### Data for processing

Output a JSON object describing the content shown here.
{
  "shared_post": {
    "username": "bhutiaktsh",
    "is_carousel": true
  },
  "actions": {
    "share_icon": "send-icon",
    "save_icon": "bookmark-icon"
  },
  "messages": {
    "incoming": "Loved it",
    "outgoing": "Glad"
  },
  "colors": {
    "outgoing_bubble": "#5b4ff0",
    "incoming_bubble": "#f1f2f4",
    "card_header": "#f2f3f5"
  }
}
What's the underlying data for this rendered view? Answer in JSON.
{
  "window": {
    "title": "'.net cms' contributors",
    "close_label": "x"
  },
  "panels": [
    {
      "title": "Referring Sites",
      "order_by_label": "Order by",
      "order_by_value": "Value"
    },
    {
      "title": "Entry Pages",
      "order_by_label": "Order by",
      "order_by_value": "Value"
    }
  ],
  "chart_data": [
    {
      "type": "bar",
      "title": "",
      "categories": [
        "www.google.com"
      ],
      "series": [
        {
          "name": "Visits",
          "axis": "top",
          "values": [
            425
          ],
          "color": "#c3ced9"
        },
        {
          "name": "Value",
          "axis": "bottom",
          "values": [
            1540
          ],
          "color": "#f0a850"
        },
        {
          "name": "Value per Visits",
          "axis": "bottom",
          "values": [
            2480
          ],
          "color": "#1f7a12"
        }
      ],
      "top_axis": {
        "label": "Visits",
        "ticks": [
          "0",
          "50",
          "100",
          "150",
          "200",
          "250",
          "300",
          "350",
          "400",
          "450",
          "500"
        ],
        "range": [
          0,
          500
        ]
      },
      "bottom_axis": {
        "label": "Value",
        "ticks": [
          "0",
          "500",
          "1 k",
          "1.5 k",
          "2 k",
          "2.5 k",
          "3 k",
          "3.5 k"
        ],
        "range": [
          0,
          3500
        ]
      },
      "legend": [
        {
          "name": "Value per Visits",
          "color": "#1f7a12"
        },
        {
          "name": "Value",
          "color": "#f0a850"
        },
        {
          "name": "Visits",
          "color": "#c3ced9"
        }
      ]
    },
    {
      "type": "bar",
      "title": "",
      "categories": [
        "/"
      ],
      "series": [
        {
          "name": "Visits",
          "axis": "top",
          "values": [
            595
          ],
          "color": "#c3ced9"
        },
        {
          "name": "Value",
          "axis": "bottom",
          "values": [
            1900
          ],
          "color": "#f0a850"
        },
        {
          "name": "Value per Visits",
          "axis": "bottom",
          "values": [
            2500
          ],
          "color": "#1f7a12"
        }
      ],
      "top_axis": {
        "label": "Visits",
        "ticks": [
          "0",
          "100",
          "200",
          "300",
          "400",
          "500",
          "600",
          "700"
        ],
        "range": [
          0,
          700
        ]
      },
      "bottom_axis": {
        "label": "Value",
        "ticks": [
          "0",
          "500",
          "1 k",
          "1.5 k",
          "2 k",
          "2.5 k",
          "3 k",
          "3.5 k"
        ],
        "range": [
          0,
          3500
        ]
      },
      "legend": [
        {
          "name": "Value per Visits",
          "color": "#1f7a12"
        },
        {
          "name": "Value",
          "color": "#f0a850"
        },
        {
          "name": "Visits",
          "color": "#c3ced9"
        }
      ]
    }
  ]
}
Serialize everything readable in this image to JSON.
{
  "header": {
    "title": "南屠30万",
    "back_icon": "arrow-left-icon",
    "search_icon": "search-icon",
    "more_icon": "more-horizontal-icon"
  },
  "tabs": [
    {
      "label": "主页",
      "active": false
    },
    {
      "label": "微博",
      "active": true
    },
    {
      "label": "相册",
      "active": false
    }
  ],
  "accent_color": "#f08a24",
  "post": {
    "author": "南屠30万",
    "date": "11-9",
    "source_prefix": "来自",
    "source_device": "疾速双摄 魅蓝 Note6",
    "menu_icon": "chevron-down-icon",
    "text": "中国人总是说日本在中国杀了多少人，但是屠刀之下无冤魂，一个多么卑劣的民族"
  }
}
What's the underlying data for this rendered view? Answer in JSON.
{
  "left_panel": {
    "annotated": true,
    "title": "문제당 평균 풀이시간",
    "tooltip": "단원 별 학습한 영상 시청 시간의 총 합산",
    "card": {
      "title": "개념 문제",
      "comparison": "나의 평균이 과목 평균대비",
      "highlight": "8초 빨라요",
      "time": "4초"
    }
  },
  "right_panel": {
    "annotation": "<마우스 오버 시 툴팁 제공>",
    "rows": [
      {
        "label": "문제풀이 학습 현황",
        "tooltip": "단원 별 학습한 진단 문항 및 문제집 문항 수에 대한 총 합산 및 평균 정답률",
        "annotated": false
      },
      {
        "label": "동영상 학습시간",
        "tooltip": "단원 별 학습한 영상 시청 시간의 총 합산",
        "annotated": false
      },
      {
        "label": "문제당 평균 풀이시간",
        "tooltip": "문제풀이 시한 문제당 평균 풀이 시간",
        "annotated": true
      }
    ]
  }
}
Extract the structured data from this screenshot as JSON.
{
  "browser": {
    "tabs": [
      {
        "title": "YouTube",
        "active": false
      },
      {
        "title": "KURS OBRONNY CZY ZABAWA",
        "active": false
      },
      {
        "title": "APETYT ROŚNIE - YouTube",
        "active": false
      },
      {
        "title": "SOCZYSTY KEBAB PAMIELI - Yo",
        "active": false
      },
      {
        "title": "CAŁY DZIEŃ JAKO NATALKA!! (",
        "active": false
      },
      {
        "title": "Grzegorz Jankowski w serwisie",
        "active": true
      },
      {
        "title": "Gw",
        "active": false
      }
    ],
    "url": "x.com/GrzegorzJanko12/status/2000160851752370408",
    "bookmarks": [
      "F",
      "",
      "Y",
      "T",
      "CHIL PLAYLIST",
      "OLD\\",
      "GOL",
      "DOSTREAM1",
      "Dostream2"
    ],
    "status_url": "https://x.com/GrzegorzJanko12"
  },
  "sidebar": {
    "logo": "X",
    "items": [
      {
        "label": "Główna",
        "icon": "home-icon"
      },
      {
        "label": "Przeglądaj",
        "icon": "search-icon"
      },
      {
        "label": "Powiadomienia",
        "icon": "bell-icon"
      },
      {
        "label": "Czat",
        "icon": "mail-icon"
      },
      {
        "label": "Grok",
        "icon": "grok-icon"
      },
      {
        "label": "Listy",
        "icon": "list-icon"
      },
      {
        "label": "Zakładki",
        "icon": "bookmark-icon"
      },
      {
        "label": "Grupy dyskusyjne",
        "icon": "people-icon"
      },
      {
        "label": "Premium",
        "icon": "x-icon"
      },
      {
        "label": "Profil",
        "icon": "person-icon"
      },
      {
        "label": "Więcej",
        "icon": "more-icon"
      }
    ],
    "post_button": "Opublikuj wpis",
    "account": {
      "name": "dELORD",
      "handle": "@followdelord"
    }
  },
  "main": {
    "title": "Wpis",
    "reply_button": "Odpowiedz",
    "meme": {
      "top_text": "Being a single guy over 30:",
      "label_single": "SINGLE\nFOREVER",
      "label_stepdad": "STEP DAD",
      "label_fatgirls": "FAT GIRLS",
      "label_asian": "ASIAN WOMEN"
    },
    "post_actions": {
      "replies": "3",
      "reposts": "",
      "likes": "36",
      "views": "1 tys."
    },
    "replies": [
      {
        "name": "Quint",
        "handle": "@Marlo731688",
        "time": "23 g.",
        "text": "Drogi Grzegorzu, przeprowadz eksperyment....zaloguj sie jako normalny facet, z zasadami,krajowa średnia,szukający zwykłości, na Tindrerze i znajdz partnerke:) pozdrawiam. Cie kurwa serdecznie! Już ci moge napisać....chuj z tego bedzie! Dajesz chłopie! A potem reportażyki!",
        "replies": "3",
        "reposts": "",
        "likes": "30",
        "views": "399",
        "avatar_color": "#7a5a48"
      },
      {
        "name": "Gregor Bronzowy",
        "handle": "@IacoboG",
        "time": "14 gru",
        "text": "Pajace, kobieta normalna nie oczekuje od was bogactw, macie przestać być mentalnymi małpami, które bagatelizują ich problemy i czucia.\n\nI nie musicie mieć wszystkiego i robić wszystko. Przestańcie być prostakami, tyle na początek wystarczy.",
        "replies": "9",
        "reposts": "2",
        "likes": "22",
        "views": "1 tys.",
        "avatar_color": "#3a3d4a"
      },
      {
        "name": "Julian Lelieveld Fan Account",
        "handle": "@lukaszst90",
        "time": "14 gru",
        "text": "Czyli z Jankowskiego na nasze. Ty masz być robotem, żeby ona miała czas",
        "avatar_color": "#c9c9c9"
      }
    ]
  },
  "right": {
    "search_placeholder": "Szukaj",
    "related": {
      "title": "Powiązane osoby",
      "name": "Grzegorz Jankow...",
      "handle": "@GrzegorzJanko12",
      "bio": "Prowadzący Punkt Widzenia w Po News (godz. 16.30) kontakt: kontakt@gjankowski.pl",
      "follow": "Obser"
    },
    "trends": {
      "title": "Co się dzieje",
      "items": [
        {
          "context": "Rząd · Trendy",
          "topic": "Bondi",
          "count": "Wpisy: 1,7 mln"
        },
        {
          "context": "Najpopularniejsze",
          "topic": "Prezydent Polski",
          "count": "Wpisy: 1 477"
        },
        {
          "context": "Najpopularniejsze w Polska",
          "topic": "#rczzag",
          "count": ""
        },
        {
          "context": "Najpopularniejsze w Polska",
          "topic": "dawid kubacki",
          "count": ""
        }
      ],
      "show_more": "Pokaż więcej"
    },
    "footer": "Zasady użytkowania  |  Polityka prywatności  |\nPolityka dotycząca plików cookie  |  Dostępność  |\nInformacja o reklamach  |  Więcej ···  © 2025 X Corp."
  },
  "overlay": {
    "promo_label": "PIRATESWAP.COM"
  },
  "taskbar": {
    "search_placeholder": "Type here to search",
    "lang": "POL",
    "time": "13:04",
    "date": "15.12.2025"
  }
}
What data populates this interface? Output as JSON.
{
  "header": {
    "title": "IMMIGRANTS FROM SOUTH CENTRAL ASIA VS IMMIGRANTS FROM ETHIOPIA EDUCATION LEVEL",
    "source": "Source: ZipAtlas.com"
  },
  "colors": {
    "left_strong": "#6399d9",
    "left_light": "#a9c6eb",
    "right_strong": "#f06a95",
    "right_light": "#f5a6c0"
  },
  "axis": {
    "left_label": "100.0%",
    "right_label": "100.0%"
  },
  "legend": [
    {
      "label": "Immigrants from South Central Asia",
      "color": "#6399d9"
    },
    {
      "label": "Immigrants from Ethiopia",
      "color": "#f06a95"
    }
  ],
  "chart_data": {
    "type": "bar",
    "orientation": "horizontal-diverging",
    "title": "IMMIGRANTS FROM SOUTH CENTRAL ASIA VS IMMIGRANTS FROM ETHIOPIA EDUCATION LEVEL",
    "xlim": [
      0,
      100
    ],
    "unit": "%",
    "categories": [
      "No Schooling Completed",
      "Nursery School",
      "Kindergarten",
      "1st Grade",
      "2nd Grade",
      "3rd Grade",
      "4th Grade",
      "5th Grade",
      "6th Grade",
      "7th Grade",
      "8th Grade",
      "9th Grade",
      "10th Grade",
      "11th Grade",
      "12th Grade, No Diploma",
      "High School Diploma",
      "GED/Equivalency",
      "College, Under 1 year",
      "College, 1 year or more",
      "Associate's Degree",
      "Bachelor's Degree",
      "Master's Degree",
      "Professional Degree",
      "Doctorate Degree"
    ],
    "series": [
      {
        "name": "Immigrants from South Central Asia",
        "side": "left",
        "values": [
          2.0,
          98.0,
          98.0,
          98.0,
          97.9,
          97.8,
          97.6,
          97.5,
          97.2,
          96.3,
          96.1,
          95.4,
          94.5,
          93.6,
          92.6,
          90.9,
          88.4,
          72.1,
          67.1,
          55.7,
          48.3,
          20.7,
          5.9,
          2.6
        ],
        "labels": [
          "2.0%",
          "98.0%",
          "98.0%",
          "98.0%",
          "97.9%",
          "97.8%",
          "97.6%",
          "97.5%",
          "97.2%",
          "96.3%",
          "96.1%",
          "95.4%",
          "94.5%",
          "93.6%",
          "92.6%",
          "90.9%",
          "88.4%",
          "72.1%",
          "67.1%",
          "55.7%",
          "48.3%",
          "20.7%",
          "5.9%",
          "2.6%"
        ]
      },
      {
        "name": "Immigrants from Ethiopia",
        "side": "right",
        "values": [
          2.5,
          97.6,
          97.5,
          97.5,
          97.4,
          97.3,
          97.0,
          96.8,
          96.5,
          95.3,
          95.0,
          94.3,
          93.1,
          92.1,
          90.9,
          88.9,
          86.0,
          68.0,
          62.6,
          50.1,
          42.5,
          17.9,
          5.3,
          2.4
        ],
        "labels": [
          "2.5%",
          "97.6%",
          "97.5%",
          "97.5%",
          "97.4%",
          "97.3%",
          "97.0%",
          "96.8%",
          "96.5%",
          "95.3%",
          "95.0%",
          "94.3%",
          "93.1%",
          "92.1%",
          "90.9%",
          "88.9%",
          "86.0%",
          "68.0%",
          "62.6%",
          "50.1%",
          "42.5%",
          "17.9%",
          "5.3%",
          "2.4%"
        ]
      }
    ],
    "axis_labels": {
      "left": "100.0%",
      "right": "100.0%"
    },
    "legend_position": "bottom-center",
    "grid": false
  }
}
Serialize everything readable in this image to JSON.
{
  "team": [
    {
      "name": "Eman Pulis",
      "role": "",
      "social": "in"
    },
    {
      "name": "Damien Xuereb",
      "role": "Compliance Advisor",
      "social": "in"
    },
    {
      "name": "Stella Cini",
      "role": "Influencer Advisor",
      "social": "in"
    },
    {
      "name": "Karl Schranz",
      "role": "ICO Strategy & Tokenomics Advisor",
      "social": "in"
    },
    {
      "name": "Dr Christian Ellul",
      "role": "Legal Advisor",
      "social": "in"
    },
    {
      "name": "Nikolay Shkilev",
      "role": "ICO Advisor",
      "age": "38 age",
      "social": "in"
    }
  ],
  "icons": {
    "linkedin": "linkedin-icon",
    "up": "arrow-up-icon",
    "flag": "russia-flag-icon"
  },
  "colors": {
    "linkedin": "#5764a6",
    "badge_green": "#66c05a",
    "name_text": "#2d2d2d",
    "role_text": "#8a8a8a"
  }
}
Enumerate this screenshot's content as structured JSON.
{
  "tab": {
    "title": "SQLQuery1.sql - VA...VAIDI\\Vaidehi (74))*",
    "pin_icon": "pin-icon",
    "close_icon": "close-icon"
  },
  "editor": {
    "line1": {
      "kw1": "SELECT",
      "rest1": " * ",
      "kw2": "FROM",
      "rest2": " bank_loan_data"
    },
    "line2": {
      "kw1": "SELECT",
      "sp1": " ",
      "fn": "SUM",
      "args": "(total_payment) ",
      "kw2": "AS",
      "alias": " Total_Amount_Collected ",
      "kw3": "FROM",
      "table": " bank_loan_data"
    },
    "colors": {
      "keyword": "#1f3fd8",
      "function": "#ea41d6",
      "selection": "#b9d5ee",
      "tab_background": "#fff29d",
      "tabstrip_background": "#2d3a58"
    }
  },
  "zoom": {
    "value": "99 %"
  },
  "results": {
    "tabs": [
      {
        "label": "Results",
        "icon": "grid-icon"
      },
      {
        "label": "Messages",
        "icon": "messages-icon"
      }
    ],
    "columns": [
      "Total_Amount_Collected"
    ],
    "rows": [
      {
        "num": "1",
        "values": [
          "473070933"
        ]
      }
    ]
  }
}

### Task requirements
Report how many lines of the listing hold the word "College", with nothing but the number.

### Result
2